Challenge
Edit the material below by changing every "value-label" to "data-label", leaving all other text as it is.
>>>
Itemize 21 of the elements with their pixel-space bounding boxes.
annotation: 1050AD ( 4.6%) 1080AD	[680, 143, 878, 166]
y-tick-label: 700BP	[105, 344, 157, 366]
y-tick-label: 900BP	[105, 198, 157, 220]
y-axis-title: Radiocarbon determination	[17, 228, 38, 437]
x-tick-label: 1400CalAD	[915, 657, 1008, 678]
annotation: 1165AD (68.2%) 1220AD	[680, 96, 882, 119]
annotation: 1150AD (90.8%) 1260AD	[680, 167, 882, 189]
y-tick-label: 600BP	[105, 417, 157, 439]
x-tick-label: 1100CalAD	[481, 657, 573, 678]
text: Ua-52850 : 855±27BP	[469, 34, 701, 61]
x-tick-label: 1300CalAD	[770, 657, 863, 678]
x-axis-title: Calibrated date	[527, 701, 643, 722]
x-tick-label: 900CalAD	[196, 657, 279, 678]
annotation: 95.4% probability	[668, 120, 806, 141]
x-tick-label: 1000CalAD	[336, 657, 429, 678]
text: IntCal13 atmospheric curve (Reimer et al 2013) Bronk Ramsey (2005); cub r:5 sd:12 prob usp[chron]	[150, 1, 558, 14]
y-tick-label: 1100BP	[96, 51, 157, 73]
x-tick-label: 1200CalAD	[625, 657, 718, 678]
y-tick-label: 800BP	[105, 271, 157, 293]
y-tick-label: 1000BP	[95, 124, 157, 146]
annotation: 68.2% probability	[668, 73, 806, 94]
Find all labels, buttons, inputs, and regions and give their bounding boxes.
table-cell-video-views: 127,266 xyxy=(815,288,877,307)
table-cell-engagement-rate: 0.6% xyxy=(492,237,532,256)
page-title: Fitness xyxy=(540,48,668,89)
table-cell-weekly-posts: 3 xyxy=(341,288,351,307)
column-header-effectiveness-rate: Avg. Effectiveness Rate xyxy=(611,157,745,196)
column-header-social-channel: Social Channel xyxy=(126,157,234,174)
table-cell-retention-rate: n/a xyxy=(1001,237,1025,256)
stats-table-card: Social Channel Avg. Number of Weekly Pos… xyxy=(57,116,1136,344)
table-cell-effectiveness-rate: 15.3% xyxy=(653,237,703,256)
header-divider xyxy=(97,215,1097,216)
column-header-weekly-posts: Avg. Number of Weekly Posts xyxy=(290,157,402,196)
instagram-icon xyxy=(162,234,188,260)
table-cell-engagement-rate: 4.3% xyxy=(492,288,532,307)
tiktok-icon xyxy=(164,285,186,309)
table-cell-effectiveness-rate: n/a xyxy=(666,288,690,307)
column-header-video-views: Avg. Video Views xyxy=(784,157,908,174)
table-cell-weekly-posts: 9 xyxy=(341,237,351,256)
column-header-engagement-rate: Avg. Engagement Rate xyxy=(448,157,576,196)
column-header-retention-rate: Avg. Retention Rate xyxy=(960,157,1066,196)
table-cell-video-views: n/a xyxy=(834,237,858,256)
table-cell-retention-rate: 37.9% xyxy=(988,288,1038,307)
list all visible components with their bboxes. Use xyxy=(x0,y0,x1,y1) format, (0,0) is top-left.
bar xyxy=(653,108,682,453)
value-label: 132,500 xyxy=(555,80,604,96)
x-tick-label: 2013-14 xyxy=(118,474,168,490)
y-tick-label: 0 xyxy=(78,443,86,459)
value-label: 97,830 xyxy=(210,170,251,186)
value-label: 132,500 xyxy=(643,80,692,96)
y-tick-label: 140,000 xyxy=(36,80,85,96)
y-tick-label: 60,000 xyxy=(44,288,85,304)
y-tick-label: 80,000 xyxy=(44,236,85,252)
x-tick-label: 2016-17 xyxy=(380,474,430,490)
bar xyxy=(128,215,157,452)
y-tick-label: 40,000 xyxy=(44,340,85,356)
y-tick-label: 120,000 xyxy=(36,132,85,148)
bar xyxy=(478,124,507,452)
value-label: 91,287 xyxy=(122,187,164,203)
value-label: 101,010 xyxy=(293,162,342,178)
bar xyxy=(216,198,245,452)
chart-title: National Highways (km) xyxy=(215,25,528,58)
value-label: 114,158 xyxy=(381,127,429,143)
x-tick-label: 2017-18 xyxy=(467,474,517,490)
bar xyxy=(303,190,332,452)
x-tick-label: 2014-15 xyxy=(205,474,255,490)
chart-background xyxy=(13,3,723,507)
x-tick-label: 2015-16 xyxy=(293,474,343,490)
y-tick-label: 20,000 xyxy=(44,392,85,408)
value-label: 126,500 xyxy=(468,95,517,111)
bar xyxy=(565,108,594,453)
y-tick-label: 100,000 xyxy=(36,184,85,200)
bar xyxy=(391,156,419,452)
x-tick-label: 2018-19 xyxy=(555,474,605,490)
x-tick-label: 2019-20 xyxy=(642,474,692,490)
<<<
Worked solution
Itemize 21 of the elements with their pixel-space bounding boxes.
annotation: 1050AD ( 4.6%) 1080AD	[680, 143, 878, 166]
y-tick-label: 700BP	[105, 344, 157, 366]
y-tick-label: 900BP	[105, 198, 157, 220]
y-axis-title: Radiocarbon determination	[17, 228, 38, 437]
x-tick-label: 1400CalAD	[915, 657, 1008, 678]
annotation: 1165AD (68.2%) 1220AD	[680, 96, 882, 119]
annotation: 1150AD (90.8%) 1260AD	[680, 167, 882, 189]
y-tick-label: 600BP	[105, 417, 157, 439]
x-tick-label: 1100CalAD	[481, 657, 573, 678]
text: Ua-52850 : 855±27BP	[469, 34, 701, 61]
x-tick-label: 1300CalAD	[770, 657, 863, 678]
x-axis-title: Calibrated date	[527, 701, 643, 722]
x-tick-label: 900CalAD	[196, 657, 279, 678]
annotation: 95.4% probability	[668, 120, 806, 141]
x-tick-label: 1000CalAD	[336, 657, 429, 678]
text: IntCal13 atmospheric curve (Reimer et al 2013) Bronk Ramsey (2005); cub r:5 sd:12 prob usp[chron]	[150, 1, 558, 14]
y-tick-label: 1100BP	[96, 51, 157, 73]
x-tick-label: 1200CalAD	[625, 657, 718, 678]
y-tick-label: 800BP	[105, 271, 157, 293]
y-tick-label: 1000BP	[95, 124, 157, 146]
annotation: 68.2% probability	[668, 73, 806, 94]
Find all labels, buttons, inputs, and regions and give their bounding boxes.
table-cell-video-views: 127,266 xyxy=(815,288,877,307)
table-cell-engagement-rate: 0.6% xyxy=(492,237,532,256)
page-title: Fitness xyxy=(540,48,668,89)
table-cell-weekly-posts: 3 xyxy=(341,288,351,307)
column-header-effectiveness-rate: Avg. Effectiveness Rate xyxy=(611,157,745,196)
column-header-social-channel: Social Channel xyxy=(126,157,234,174)
table-cell-retention-rate: n/a xyxy=(1001,237,1025,256)
stats-table-card: Social Channel Avg. Number of Weekly Pos… xyxy=(57,116,1136,344)
table-cell-effectiveness-rate: 15.3% xyxy=(653,237,703,256)
header-divider xyxy=(97,215,1097,216)
column-header-weekly-posts: Avg. Number of Weekly Posts xyxy=(290,157,402,196)
instagram-icon xyxy=(162,234,188,260)
table-cell-engagement-rate: 4.3% xyxy=(492,288,532,307)
tiktok-icon xyxy=(164,285,186,309)
table-cell-effectiveness-rate: n/a xyxy=(666,288,690,307)
column-header-video-views: Avg. Video Views xyxy=(784,157,908,174)
table-cell-weekly-posts: 9 xyxy=(341,237,351,256)
column-header-engagement-rate: Avg. Engagement Rate xyxy=(448,157,576,196)
column-header-retention-rate: Avg. Retention Rate xyxy=(960,157,1066,196)
table-cell-video-views: n/a xyxy=(834,237,858,256)
table-cell-retention-rate: 37.9% xyxy=(988,288,1038,307)
list all visible components with their bboxes. Use xyxy=(x0,y0,x1,y1) format, (0,0) is top-left.
bar xyxy=(653,108,682,453)
data-label: 132,500 xyxy=(555,80,604,96)
x-tick-label: 2013-14 xyxy=(118,474,168,490)
y-tick-label: 0 xyxy=(78,443,86,459)
data-label: 97,830 xyxy=(210,170,251,186)
data-label: 132,500 xyxy=(643,80,692,96)
y-tick-label: 140,000 xyxy=(36,80,85,96)
y-tick-label: 60,000 xyxy=(44,288,85,304)
y-tick-label: 80,000 xyxy=(44,236,85,252)
x-tick-label: 2016-17 xyxy=(380,474,430,490)
bar xyxy=(128,215,157,452)
y-tick-label: 40,000 xyxy=(44,340,85,356)
y-tick-label: 120,000 xyxy=(36,132,85,148)
bar xyxy=(478,124,507,452)
data-label: 91,287 xyxy=(122,187,164,203)
data-label: 101,010 xyxy=(293,162,342,178)
bar xyxy=(216,198,245,452)
chart-title: National Highways (km) xyxy=(215,25,528,58)
data-label: 114,158 xyxy=(381,127,429,143)
x-tick-label: 2017-18 xyxy=(467,474,517,490)
bar xyxy=(303,190,332,452)
x-tick-label: 2014-15 xyxy=(205,474,255,490)
chart-background xyxy=(13,3,723,507)
x-tick-label: 2015-16 xyxy=(293,474,343,490)
y-tick-label: 20,000 xyxy=(44,392,85,408)
data-label: 126,500 xyxy=(468,95,517,111)
bar xyxy=(565,108,594,453)
y-tick-label: 100,000 xyxy=(36,184,85,200)
bar xyxy=(391,156,419,452)
x-tick-label: 2018-19 xyxy=(555,474,605,490)
x-tick-label: 2019-20 xyxy=(642,474,692,490)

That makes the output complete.